_Records for this exercise:_
>> BEGIN
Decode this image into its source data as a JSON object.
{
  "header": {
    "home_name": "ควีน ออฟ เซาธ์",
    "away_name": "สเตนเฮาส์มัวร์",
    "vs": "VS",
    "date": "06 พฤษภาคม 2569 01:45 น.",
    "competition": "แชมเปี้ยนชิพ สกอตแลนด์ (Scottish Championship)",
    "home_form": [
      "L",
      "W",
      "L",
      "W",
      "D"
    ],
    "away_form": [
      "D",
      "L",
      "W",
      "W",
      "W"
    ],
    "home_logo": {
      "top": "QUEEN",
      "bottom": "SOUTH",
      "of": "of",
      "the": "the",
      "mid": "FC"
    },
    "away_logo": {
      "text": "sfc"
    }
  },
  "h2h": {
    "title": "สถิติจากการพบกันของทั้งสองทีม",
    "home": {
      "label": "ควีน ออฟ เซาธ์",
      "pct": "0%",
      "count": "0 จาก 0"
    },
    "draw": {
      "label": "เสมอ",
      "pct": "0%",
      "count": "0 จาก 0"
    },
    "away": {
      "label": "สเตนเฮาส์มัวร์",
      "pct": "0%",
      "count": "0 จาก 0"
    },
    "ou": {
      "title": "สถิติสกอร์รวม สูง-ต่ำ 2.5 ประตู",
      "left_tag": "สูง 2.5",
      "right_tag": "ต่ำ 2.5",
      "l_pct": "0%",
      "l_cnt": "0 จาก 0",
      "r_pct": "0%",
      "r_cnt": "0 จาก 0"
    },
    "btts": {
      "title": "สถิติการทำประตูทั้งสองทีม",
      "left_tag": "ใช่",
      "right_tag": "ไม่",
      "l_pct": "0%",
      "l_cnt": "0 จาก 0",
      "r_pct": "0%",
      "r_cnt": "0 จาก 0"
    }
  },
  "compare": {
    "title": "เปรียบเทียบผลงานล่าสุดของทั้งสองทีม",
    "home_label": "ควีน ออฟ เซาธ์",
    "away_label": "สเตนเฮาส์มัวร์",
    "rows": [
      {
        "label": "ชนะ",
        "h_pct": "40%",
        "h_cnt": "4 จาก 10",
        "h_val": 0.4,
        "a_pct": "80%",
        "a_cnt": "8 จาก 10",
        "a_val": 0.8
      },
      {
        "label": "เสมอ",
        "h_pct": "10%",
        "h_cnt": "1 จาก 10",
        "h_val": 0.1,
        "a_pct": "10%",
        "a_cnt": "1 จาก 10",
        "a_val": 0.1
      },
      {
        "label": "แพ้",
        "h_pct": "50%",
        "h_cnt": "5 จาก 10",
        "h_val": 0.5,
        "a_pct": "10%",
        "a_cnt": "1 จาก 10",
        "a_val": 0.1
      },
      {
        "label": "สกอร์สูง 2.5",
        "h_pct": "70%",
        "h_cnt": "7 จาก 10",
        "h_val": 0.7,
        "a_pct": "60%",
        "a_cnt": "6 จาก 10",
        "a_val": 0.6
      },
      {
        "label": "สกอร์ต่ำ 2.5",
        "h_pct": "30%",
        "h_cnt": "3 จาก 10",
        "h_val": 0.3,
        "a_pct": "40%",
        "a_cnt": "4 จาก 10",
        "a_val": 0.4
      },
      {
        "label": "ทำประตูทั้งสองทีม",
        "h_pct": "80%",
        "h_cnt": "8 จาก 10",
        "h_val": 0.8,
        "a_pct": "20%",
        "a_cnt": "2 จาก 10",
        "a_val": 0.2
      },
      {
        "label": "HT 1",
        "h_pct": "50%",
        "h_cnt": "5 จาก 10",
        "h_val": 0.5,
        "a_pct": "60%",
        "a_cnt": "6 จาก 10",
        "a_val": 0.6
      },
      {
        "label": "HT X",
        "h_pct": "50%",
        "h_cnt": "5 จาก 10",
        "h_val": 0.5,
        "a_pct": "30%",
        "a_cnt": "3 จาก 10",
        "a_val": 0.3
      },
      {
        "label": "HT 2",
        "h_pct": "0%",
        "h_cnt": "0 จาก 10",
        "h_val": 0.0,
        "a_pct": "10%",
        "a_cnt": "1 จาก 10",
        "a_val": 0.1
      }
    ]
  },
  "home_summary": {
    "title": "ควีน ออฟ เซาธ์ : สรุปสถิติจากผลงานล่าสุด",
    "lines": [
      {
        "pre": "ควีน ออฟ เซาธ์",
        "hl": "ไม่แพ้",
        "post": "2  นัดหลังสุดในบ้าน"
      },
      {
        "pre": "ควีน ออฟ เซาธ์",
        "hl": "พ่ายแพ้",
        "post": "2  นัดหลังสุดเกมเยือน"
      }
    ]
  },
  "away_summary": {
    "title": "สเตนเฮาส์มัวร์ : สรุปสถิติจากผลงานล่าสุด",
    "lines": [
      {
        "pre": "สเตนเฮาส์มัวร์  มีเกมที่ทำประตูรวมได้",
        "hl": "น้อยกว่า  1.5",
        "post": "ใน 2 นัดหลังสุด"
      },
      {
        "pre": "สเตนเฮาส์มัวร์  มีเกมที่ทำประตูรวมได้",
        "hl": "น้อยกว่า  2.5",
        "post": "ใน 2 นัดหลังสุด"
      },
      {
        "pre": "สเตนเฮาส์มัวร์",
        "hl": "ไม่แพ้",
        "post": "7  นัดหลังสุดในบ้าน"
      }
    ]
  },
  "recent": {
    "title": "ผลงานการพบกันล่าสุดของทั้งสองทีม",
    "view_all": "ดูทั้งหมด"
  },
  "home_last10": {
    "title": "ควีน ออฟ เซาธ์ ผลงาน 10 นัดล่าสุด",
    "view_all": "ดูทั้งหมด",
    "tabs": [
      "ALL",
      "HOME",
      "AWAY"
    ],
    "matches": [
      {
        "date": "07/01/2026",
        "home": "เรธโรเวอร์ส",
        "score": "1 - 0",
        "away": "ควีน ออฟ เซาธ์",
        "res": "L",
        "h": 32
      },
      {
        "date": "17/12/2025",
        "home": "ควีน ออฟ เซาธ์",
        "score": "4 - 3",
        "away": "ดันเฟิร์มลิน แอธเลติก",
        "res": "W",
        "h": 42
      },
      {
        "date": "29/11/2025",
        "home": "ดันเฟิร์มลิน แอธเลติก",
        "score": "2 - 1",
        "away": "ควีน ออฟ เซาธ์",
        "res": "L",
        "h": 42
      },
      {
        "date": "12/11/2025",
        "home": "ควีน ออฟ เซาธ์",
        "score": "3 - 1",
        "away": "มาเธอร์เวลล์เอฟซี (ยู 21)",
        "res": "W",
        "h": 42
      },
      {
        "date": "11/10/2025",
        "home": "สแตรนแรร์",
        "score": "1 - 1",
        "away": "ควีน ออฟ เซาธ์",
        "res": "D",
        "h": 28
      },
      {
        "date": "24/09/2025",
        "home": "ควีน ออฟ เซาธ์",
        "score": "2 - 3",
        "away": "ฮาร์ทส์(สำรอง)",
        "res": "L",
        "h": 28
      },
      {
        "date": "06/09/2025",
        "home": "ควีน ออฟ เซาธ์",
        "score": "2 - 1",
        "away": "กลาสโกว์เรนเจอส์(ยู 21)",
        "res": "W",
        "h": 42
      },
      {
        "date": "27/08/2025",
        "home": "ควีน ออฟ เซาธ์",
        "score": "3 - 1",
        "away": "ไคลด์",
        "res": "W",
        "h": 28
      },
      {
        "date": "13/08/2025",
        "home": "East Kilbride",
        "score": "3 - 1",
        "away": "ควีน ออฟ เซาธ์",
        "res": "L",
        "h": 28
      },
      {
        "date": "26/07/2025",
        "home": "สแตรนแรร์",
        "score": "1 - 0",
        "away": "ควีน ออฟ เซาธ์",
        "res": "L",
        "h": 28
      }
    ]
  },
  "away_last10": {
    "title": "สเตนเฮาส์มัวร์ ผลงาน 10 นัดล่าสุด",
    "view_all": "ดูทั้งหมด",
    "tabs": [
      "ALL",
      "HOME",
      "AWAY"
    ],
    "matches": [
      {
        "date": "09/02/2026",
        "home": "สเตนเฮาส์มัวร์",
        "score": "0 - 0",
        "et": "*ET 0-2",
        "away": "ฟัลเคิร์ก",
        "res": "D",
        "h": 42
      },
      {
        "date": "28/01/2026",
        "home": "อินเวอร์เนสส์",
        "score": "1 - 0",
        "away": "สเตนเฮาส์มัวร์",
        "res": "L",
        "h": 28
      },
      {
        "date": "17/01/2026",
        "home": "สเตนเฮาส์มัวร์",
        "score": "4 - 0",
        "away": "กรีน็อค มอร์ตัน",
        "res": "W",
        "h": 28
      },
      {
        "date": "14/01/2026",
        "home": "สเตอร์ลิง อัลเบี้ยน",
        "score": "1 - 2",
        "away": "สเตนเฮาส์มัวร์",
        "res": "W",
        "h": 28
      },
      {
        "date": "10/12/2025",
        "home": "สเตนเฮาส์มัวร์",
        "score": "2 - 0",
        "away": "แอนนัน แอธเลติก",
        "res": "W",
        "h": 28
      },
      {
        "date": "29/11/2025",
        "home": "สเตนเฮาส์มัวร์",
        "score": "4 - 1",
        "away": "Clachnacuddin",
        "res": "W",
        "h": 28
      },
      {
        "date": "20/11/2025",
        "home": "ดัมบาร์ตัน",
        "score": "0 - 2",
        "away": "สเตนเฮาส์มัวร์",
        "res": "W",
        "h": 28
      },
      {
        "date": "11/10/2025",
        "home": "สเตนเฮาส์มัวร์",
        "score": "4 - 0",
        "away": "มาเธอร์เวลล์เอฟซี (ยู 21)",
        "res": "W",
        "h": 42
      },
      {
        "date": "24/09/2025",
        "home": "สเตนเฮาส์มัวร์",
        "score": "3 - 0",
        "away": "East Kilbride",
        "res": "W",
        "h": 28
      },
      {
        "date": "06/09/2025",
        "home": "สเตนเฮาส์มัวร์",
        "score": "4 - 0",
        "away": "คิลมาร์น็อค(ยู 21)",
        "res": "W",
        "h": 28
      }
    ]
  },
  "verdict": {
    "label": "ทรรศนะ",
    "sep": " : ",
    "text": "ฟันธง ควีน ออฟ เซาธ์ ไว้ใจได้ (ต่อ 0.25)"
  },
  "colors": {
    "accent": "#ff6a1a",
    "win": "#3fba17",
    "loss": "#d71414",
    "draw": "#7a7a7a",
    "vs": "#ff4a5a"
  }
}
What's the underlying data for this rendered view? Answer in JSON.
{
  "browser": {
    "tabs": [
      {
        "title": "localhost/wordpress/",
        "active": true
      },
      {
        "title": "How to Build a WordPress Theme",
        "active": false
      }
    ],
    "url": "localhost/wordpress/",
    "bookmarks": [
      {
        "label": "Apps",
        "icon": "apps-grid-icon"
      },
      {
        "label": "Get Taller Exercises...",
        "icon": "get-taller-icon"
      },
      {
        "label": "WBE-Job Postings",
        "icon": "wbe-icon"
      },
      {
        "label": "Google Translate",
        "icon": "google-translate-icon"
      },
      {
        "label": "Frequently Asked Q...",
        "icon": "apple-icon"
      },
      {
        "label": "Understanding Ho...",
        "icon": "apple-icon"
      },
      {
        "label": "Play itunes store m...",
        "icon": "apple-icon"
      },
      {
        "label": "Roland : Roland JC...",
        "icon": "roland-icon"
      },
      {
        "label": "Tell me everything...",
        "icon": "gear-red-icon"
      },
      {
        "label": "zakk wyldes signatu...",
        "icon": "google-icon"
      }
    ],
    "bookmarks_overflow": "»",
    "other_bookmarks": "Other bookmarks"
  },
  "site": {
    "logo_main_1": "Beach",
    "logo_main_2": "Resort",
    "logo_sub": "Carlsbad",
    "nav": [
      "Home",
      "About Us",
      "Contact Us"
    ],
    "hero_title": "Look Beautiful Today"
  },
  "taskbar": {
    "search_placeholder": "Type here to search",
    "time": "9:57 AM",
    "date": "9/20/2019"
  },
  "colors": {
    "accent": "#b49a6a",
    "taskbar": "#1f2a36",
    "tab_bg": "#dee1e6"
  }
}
>> END
_Direction:_
Gather each line that holds "จากผลงานล".

_Response to this task:_
    "title": "ควีน ออฟ เซาธ์ : สรุปสถิติจากผลงานล่าสุด",
    "title": "สเตนเฮาส์มัวร์ : สรุปสถิติจากผลงานล่าสุด",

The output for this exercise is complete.